### What needs to be done:
Extract all of the entries and give them again, word for word.

### Given data:
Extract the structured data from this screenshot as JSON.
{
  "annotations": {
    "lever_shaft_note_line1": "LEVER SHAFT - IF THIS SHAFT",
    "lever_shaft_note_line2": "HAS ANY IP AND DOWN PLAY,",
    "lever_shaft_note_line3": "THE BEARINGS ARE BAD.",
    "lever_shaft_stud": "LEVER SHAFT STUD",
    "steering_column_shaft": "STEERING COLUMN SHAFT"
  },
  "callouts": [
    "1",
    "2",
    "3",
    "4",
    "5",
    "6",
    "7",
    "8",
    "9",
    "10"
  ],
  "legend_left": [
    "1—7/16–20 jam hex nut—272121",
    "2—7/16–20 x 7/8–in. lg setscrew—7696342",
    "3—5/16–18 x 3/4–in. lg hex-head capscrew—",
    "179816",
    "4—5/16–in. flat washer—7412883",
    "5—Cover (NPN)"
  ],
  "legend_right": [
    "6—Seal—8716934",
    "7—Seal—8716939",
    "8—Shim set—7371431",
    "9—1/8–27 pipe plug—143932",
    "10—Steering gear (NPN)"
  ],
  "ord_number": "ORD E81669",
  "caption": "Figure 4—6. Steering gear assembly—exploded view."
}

### Reply to the exercise:
Extract the structured data from this screenshot as JSON.
{
  "annotations": {
    "lever_shaft_note_line1": "LEVER SHAFT - IF THIS SHAFT",
    "lever_shaft_note_line2": "HAS ANY IP AND DOWN PLAY,",
    "lever_shaft_note_line3": "THE BEARINGS ARE BAD.",
    "lever_shaft_stud": "LEVER SHAFT STUD",
    "steering_column_shaft": "STEERING COLUMN SHAFT"
  },
  "callouts": [
    "1",
    "2",
    "3",
    "4",
    "5",
    "6",
    "7",
    "8",
    "9",
    "10"
  ],
  "legend_left": [
    "1—7/16–20 jam hex nut—272121",
    "2—7/16–20 x 7/8–in. lg setscrew—7696342",
    "3—5/16–18 x 3/4–in. lg hex-head capscrew—",
    "179816",
    "4—5/16–in. flat washer—7412883",
    "5—Cover (NPN)"
  ],
  "legend_right": [
    "6—Seal—8716934",
    "7—Seal—8716939",
    "8—Shim set—7371431",
    "9—1/8–27 pipe plug—143932",
    "10—Steering gear (NPN)"
  ],
  "ord_number": "ORD E81669",
  "caption": "Figure 4—6. Steering gear assembly—exploded view."
}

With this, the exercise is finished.